Work instructions:
Copy the lines verbatim, beginning with the line that contains "OCR this image." and continuing through the end of the data, and only those lines.
+===+
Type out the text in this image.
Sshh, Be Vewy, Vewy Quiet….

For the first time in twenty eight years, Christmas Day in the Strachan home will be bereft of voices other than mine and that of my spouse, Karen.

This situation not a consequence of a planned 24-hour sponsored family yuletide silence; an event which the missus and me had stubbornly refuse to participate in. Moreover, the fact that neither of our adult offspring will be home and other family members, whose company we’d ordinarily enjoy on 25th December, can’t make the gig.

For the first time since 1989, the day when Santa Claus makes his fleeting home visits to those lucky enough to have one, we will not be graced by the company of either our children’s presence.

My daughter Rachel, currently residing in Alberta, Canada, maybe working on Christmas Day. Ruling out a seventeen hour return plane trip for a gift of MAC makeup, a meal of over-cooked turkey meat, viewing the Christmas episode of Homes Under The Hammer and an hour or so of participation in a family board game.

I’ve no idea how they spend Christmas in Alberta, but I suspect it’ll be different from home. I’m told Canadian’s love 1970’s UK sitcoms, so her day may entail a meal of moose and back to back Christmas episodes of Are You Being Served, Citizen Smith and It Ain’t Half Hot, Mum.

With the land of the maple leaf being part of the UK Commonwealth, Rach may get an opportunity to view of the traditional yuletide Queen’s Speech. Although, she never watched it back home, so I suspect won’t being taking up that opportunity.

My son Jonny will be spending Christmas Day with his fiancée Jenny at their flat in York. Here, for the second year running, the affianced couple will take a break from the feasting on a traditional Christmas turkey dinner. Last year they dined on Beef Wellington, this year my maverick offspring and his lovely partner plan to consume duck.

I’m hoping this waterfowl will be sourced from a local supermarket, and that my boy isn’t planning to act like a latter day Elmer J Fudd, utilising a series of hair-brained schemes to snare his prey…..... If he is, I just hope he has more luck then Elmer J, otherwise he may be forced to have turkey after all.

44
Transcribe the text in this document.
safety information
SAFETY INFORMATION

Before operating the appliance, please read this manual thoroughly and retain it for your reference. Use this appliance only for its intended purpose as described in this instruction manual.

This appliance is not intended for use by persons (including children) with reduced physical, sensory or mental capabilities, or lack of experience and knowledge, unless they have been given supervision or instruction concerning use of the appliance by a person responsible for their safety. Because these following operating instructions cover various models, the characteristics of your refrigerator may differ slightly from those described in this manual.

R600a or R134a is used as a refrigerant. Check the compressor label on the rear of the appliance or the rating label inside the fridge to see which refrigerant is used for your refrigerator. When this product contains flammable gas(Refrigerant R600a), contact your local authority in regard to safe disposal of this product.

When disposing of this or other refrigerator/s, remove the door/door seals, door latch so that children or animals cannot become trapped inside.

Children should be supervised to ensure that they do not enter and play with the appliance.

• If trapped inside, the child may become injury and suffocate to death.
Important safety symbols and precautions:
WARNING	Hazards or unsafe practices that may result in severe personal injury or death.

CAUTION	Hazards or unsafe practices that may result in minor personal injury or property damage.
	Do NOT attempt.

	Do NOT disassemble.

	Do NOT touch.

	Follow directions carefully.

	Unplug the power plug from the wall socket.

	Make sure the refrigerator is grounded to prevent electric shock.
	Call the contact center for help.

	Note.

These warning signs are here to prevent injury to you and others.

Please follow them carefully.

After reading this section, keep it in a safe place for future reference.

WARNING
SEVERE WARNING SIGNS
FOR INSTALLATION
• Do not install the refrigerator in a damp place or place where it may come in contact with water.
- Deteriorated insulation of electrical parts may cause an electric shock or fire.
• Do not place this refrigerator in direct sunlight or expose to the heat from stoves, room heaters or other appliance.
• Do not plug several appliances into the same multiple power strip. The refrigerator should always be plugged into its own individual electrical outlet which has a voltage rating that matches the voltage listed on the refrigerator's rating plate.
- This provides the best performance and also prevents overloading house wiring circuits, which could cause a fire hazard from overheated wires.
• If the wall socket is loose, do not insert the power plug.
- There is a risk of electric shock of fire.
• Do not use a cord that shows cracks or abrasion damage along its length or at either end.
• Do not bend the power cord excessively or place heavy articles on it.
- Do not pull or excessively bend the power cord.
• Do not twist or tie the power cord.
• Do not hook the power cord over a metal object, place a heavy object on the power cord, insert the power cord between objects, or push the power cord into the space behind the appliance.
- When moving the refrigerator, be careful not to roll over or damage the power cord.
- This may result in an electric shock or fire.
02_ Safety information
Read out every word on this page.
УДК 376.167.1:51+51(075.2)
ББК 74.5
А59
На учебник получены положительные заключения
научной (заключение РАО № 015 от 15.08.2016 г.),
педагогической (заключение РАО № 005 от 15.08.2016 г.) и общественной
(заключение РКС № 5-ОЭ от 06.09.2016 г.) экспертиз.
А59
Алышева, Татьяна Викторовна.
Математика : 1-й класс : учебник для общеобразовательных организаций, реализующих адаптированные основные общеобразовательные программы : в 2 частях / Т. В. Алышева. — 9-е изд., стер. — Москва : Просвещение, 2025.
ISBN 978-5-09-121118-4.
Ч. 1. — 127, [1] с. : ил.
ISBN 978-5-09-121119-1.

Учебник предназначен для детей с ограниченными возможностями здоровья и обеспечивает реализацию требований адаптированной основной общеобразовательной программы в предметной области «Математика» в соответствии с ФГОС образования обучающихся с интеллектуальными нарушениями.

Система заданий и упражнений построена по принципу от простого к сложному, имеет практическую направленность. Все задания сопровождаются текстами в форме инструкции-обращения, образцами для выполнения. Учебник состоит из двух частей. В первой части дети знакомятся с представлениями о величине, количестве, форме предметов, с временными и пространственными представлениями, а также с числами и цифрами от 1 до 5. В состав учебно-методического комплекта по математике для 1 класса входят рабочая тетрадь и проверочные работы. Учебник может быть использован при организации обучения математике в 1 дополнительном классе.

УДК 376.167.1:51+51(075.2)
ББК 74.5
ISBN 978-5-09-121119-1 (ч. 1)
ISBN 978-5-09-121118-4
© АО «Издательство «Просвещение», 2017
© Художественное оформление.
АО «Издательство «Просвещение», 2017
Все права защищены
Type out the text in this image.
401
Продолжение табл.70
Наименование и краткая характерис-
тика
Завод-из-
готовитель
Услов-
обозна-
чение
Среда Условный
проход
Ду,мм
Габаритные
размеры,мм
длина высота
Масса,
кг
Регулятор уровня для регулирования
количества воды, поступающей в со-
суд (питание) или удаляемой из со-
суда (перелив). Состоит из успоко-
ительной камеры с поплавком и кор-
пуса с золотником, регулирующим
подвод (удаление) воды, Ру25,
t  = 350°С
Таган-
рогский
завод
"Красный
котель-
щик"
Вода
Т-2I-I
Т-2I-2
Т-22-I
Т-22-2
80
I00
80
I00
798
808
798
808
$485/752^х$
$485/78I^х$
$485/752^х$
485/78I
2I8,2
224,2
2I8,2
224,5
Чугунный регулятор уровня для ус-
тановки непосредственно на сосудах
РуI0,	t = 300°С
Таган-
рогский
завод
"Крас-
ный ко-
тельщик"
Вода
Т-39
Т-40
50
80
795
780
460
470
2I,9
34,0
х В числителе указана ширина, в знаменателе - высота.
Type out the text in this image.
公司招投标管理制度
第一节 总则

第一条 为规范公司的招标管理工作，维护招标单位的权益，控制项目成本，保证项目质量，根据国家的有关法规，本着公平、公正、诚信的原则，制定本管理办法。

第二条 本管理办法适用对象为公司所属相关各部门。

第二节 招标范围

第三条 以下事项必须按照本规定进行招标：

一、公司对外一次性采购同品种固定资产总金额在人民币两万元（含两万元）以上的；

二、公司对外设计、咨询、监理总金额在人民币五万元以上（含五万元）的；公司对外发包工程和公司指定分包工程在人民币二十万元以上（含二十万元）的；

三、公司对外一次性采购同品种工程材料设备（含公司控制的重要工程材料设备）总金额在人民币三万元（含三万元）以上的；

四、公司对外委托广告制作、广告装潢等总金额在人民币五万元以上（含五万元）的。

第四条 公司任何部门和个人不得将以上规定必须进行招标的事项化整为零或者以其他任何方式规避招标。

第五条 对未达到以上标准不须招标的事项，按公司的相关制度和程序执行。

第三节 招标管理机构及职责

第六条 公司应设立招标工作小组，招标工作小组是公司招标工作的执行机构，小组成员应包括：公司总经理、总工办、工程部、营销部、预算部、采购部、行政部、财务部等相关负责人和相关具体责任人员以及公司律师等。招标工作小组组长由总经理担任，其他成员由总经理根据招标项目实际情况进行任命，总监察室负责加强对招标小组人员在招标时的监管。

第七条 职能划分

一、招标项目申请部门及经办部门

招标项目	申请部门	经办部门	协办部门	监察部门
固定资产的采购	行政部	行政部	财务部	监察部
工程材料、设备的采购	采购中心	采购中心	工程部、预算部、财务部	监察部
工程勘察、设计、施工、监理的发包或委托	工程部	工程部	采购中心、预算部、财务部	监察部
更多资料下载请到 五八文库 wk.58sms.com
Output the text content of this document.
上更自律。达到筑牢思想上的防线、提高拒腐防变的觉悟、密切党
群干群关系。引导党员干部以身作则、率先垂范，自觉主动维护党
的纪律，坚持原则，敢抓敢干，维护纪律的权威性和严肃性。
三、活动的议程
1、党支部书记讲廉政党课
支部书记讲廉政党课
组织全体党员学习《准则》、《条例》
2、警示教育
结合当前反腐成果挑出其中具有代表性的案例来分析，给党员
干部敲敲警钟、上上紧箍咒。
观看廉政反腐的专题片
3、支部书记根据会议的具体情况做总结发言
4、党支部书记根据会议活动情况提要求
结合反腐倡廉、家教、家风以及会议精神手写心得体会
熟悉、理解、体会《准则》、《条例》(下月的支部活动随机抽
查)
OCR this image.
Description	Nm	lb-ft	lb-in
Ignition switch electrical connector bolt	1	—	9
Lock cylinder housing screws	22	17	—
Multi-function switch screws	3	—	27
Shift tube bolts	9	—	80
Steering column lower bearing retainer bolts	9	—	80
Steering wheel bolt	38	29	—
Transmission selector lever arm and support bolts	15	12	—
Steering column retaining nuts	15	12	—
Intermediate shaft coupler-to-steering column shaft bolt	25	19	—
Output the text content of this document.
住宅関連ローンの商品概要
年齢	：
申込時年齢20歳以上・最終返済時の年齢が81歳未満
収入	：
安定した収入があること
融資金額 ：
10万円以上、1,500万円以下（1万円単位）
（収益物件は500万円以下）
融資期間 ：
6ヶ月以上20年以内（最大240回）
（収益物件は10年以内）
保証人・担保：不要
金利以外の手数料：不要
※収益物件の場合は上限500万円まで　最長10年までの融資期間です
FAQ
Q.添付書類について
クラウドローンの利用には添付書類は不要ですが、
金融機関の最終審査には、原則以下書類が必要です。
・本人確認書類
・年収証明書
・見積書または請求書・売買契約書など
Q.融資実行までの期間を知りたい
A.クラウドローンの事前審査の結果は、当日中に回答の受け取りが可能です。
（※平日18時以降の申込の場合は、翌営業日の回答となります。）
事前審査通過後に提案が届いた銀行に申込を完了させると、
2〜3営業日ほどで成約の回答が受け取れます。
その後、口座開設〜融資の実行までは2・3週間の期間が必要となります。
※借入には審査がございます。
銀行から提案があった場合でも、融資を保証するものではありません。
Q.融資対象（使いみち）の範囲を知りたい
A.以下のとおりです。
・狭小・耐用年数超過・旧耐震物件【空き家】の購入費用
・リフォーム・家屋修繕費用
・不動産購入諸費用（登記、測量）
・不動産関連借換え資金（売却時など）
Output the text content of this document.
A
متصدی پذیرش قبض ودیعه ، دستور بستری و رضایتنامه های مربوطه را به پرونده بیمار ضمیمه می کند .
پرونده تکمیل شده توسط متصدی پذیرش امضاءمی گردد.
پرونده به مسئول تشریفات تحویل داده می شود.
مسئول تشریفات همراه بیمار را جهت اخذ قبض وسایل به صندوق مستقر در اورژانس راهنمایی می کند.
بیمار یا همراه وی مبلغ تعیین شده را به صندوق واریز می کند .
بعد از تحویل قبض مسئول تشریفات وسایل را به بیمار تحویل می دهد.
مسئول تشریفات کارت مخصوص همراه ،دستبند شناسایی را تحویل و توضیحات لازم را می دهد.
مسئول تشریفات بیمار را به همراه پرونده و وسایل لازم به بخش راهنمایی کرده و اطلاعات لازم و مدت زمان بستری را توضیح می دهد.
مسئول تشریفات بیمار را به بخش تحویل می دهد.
+===+
The solution:
OCR this image.
Description	Nm	lb-ft	lb-in
Ignition switch electrical connector bolt	1	—	9
Lock cylinder housing screws	22	17	—
Multi-function switch screws	3	—	27
Shift tube bolts	9	—	80
Steering column lower bearing retainer bolts	9	—	80
Steering wheel bolt	38	29	—
Transmission selector lever arm and support bolts	15	12	—
Steering column retaining nuts	15	12	—
Intermediate shaft coupler-to-steering column shaft bolt	25	19	—
Output the text content of this document.
住宅関連ローンの商品概要
年齢	：
申込時年齢20歳以上・最終返済時の年齢が81歳未満
収入	：
安定した収入があること
融資金額 ：
10万円以上、1,500万円以下（1万円単位）
（収益物件は500万円以下）
融資期間 ：
6ヶ月以上20年以内（最大240回）
（収益物件は10年以内）
保証人・担保：不要
金利以外の手数料：不要
※収益物件の場合は上限500万円まで　最長10年までの融資期間です
FAQ
Q.添付書類について
クラウドローンの利用には添付書類は不要ですが、
金融機関の最終審査には、原則以下書類が必要です。
・本人確認書類
・年収証明書
・見積書または請求書・売買契約書など
Q.融資実行までの期間を知りたい
A.クラウドローンの事前審査の結果は、当日中に回答の受け取りが可能です。
（※平日18時以降の申込の場合は、翌営業日の回答となります。）
事前審査通過後に提案が届いた銀行に申込を完了させると、
2〜3営業日ほどで成約の回答が受け取れます。
その後、口座開設〜融資の実行までは2・3週間の期間が必要となります。
※借入には審査がございます。
銀行から提案があった場合でも、融資を保証するものではありません。
Q.融資対象（使いみち）の範囲を知りたい
A.以下のとおりです。
・狭小・耐用年数超過・旧耐震物件【空き家】の購入費用
・リフォーム・家屋修繕費用
・不動産購入諸費用（登記、測量）
・不動産関連借換え資金（売却時など）
Output the text content of this document.
A
متصدی پذیرش قبض ودیعه ، دستور بستری و رضایتنامه های مربوطه را به پرونده بیمار ضمیمه می کند .
پرونده تکمیل شده توسط متصدی پذیرش امضاءمی گردد.
پرونده به مسئول تشریفات تحویل داده می شود.
مسئول تشریفات همراه بیمار را جهت اخذ قبض وسایل به صندوق مستقر در اورژانس راهنمایی می کند.
بیمار یا همراه وی مبلغ تعیین شده را به صندوق واریز می کند .
بعد از تحویل قبض مسئول تشریفات وسایل را به بیمار تحویل می دهد.
مسئول تشریفات کارت مخصوص همراه ،دستبند شناسایی را تحویل و توضیحات لازم را می دهد.
مسئول تشریفات بیمار را به همراه پرونده و وسایل لازم به بخش راهنمایی کرده و اطلاعات لازم و مدت زمان بستری را توضیح می دهد.
مسئول تشریفات بیمار را به بخش تحویل می دهد.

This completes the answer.